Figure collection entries
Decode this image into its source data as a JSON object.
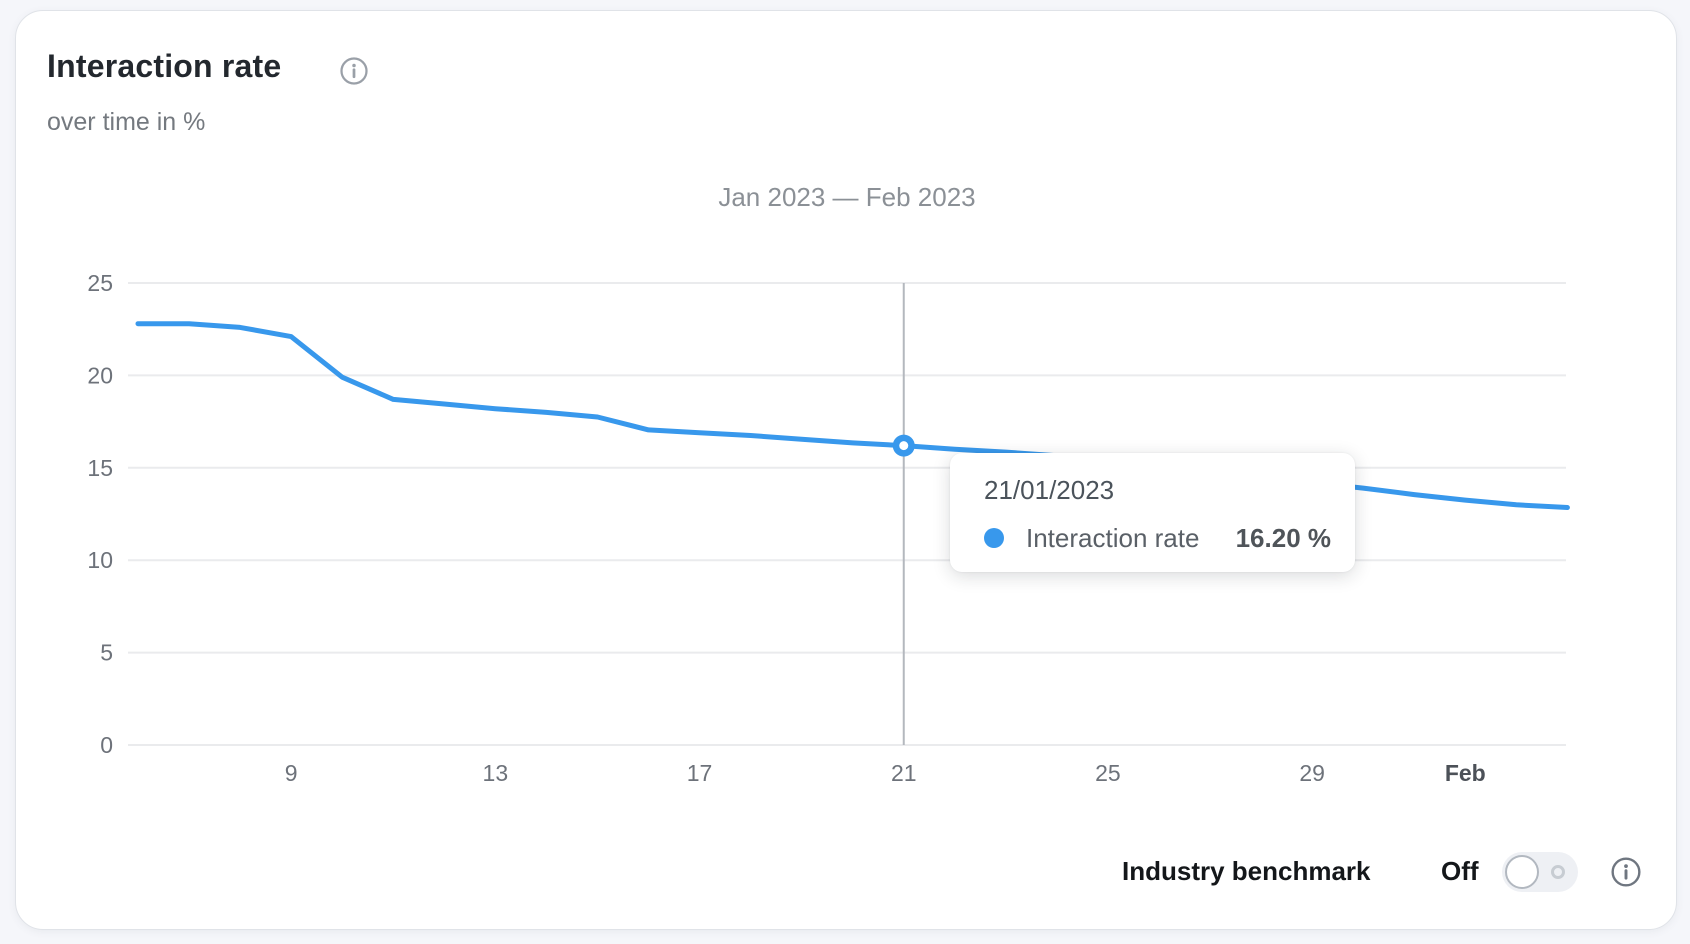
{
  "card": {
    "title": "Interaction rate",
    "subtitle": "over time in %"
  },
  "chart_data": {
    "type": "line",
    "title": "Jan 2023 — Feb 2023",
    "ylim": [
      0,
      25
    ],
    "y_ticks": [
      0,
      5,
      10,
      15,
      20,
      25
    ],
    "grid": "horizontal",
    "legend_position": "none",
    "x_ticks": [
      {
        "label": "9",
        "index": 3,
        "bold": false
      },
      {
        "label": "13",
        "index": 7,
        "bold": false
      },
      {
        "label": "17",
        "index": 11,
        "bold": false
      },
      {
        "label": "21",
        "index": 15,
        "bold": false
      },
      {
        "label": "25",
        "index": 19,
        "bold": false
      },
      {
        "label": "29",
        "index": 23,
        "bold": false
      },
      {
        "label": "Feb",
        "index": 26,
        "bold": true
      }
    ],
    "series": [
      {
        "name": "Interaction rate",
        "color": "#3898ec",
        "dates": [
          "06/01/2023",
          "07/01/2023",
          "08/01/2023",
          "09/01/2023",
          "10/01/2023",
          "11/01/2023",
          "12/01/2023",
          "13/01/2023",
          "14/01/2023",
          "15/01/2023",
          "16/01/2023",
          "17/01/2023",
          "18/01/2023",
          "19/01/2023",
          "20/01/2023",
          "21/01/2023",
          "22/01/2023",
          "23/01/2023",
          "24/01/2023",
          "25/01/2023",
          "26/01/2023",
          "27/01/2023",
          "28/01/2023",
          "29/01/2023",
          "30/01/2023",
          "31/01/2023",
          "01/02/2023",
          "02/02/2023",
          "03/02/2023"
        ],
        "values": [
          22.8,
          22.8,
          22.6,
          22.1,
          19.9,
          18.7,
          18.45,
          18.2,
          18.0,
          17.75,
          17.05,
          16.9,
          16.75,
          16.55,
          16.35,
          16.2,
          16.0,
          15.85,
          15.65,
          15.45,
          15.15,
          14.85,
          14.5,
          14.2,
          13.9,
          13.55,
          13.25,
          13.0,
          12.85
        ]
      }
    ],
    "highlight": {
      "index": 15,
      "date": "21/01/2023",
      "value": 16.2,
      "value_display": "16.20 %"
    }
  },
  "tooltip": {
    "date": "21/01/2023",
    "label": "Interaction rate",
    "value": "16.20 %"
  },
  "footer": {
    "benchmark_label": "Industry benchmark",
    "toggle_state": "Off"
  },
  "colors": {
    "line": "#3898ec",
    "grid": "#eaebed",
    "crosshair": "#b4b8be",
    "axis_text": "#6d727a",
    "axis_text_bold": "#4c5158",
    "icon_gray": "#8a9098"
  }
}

* WRITTEN INSTRUCTION *
List each line of the entries that holds the string "index".

* TASK RESULT *
        "index": 3,
        "index": 7,
        "index": 11,
        "index": 15,
        "index": 19,
        "index": 23,
        "index": 26,
      "index": 15,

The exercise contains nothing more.